* PROBLEM: Return each line of the material verbatim.

* EXERCISE INPUTS:
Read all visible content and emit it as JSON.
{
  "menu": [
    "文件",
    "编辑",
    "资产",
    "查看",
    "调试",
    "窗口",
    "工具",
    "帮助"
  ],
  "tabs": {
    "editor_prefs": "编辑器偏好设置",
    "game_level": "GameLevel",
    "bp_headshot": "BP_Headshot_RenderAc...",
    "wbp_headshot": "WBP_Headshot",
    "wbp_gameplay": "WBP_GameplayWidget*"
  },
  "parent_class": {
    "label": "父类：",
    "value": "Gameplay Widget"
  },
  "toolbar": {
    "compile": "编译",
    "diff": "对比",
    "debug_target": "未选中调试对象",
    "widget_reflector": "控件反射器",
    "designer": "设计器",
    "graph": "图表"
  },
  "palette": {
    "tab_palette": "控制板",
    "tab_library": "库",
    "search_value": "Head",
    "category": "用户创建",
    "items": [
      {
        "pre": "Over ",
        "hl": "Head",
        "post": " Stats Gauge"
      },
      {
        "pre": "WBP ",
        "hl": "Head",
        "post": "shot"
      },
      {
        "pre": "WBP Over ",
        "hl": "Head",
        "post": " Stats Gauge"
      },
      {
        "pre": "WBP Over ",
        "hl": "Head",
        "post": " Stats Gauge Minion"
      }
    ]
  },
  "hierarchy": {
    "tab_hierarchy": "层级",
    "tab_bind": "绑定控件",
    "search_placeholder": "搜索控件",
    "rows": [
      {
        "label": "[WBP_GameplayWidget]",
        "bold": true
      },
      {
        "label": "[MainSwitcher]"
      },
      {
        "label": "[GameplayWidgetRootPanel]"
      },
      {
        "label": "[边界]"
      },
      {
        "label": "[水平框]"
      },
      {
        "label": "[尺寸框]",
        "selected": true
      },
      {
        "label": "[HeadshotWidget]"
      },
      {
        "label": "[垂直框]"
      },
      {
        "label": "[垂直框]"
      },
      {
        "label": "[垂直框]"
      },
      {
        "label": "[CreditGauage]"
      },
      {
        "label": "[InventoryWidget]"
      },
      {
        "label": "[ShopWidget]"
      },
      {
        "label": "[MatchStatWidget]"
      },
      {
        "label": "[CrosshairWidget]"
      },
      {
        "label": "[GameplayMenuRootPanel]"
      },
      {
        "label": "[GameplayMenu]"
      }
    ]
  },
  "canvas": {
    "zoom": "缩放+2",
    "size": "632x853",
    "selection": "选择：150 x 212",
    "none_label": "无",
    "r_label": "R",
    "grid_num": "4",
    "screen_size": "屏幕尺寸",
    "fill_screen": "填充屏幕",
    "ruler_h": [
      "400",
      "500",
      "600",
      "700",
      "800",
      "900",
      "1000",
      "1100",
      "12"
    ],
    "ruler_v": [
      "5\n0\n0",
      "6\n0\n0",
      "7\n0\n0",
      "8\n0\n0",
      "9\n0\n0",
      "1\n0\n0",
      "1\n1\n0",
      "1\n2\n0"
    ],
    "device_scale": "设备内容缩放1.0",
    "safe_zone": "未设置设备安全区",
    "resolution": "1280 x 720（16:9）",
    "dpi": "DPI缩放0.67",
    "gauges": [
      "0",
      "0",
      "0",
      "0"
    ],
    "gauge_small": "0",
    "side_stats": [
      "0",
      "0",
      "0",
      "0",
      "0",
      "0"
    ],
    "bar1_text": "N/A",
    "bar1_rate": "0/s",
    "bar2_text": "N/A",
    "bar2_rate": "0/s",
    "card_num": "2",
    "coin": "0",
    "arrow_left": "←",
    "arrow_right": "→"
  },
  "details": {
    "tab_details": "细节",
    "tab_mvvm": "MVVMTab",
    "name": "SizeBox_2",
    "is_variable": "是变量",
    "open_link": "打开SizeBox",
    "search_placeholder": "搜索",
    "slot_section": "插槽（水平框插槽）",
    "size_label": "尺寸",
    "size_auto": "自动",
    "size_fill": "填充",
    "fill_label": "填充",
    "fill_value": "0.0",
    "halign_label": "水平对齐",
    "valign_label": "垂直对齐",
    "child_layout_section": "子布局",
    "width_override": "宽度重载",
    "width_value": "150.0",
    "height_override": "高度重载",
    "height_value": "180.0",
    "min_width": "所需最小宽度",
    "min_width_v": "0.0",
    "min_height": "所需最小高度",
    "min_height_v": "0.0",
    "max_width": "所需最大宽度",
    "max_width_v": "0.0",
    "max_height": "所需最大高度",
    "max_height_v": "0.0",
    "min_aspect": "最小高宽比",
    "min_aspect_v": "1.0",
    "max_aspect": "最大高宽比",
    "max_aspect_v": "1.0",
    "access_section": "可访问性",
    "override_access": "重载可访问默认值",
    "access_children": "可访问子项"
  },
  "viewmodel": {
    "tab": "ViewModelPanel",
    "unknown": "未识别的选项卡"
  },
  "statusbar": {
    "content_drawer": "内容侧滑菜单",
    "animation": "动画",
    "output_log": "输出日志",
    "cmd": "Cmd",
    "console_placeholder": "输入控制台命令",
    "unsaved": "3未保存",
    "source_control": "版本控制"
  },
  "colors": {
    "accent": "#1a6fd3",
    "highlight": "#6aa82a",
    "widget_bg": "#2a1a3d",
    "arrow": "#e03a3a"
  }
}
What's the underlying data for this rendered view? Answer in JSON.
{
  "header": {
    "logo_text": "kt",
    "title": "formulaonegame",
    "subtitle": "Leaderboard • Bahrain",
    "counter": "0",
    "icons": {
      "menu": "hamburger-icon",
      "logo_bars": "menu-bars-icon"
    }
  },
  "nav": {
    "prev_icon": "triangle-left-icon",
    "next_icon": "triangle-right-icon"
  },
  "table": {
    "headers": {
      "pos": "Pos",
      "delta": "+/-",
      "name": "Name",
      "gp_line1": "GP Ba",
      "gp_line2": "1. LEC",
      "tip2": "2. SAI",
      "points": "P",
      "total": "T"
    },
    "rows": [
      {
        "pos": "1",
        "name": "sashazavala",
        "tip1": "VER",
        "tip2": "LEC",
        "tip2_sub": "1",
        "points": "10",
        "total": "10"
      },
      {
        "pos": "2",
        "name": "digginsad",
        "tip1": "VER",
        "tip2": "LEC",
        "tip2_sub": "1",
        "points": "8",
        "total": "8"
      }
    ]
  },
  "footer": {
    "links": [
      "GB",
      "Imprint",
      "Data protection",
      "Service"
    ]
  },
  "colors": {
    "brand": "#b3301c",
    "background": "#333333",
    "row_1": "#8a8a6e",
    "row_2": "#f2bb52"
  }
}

* THE ANSWER:
Read all visible content and emit it as JSON.
{
  "menu": [
    "文件",
    "编辑",
    "资产",
    "查看",
    "调试",
    "窗口",
    "工具",
    "帮助"
  ],
  "tabs": {
    "editor_prefs": "编辑器偏好设置",
    "game_level": "GameLevel",
    "bp_headshot": "BP_Headshot_RenderAc...",
    "wbp_headshot": "WBP_Headshot",
    "wbp_gameplay": "WBP_GameplayWidget*"
  },
  "parent_class": {
    "label": "父类：",
    "value": "Gameplay Widget"
  },
  "toolbar": {
    "compile": "编译",
    "diff": "对比",
    "debug_target": "未选中调试对象",
    "widget_reflector": "控件反射器",
    "designer": "设计器",
    "graph": "图表"
  },
  "palette": {
    "tab_palette": "控制板",
    "tab_library": "库",
    "search_value": "Head",
    "category": "用户创建",
    "items": [
      {
        "pre": "Over ",
        "hl": "Head",
        "post": " Stats Gauge"
      },
      {
        "pre": "WBP ",
        "hl": "Head",
        "post": "shot"
      },
      {
        "pre": "WBP Over ",
        "hl": "Head",
        "post": " Stats Gauge"
      },
      {
        "pre": "WBP Over ",
        "hl": "Head",
        "post": " Stats Gauge Minion"
      }
    ]
  },
  "hierarchy": {
    "tab_hierarchy": "层级",
    "tab_bind": "绑定控件",
    "search_placeholder": "搜索控件",
    "rows": [
      {
        "label": "[WBP_GameplayWidget]",
        "bold": true
      },
      {
        "label": "[MainSwitcher]"
      },
      {
        "label": "[GameplayWidgetRootPanel]"
      },
      {
        "label": "[边界]"
      },
      {
        "label": "[水平框]"
      },
      {
        "label": "[尺寸框]",
        "selected": true
      },
      {
        "label": "[HeadshotWidget]"
      },
      {
        "label": "[垂直框]"
      },
      {
        "label": "[垂直框]"
      },
      {
        "label": "[垂直框]"
      },
      {
        "label": "[CreditGauage]"
      },
      {
        "label": "[InventoryWidget]"
      },
      {
        "label": "[ShopWidget]"
      },
      {
        "label": "[MatchStatWidget]"
      },
      {
        "label": "[CrosshairWidget]"
      },
      {
        "label": "[GameplayMenuRootPanel]"
      },
      {
        "label": "[GameplayMenu]"
      }
    ]
  },
  "canvas": {
    "zoom": "缩放+2",
    "size": "632x853",
    "selection": "选择：150 x 212",
    "none_label": "无",
    "r_label": "R",
    "grid_num": "4",
    "screen_size": "屏幕尺寸",
    "fill_screen": "填充屏幕",
    "ruler_h": [
      "400",
      "500",
      "600",
      "700",
      "800",
      "900",
      "1000",
      "1100",
      "12"
    ],
    "ruler_v": [
      "5\n0\n0",
      "6\n0\n0",
      "7\n0\n0",
      "8\n0\n0",
      "9\n0\n0",
      "1\n0\n0",
      "1\n1\n0",
      "1\n2\n0"
    ],
    "device_scale": "设备内容缩放1.0",
    "safe_zone": "未设置设备安全区",
    "resolution": "1280 x 720（16:9）",
    "dpi": "DPI缩放0.67",
    "gauges": [
      "0",
      "0",
      "0",
      "0"
    ],
    "gauge_small": "0",
    "side_stats": [
      "0",
      "0",
      "0",
      "0",
      "0",
      "0"
    ],
    "bar1_text": "N/A",
    "bar1_rate": "0/s",
    "bar2_text": "N/A",
    "bar2_rate": "0/s",
    "card_num": "2",
    "coin": "0",
    "arrow_left": "←",
    "arrow_right": "→"
  },
  "details": {
    "tab_details": "细节",
    "tab_mvvm": "MVVMTab",
    "name": "SizeBox_2",
    "is_variable": "是变量",
    "open_link": "打开SizeBox",
    "search_placeholder": "搜索",
    "slot_section": "插槽（水平框插槽）",
    "size_label": "尺寸",
    "size_auto": "自动",
    "size_fill": "填充",
    "fill_label": "填充",
    "fill_value": "0.0",
    "halign_label": "水平对齐",
    "valign_label": "垂直对齐",
    "child_layout_section": "子布局",
    "width_override": "宽度重载",
    "width_value": "150.0",
    "height_override": "高度重载",
    "height_value": "180.0",
    "min_width": "所需最小宽度",
    "min_width_v": "0.0",
    "min_height": "所需最小高度",
    "min_height_v": "0.0",
    "max_width": "所需最大宽度",
    "max_width_v": "0.0",
    "max_height": "所需最大高度",
    "max_height_v": "0.0",
    "min_aspect": "最小高宽比",
    "min_aspect_v": "1.0",
    "max_aspect": "最大高宽比",
    "max_aspect_v": "1.0",
    "access_section": "可访问性",
    "override_access": "重载可访问默认值",
    "access_children": "可访问子项"
  },
  "viewmodel": {
    "tab": "ViewModelPanel",
    "unknown": "未识别的选项卡"
  },
  "statusbar": {
    "content_drawer": "内容侧滑菜单",
    "animation": "动画",
    "output_log": "输出日志",
    "cmd": "Cmd",
    "console_placeholder": "输入控制台命令",
    "unsaved": "3未保存",
    "source_control": "版本控制"
  },
  "colors": {
    "accent": "#1a6fd3",
    "highlight": "#6aa82a",
    "widget_bg": "#2a1a3d",
    "arrow": "#e03a3a"
  }
}
What's the underlying data for this rendered view? Answer in JSON.
{
  "header": {
    "logo_text": "kt",
    "title": "formulaonegame",
    "subtitle": "Leaderboard • Bahrain",
    "counter": "0",
    "icons": {
      "menu": "hamburger-icon",
      "logo_bars": "menu-bars-icon"
    }
  },
  "nav": {
    "prev_icon": "triangle-left-icon",
    "next_icon": "triangle-right-icon"
  },
  "table": {
    "headers": {
      "pos": "Pos",
      "delta": "+/-",
      "name": "Name",
      "gp_line1": "GP Ba",
      "gp_line2": "1. LEC",
      "tip2": "2. SAI",
      "points": "P",
      "total": "T"
    },
    "rows": [
      {
        "pos": "1",
        "name": "sashazavala",
        "tip1": "VER",
        "tip2": "LEC",
        "tip2_sub": "1",
        "points": "10",
        "total": "10"
      },
      {
        "pos": "2",
        "name": "digginsad",
        "tip1": "VER",
        "tip2": "LEC",
        "tip2_sub": "1",
        "points": "8",
        "total": "8"
      }
    ]
  },
  "footer": {
    "links": [
      "GB",
      "Imprint",
      "Data protection",
      "Service"
    ]
  },
  "colors": {
    "brand": "#b3301c",
    "background": "#333333",
    "row_1": "#8a8a6e",
    "row_2": "#f2bb52"
  }
}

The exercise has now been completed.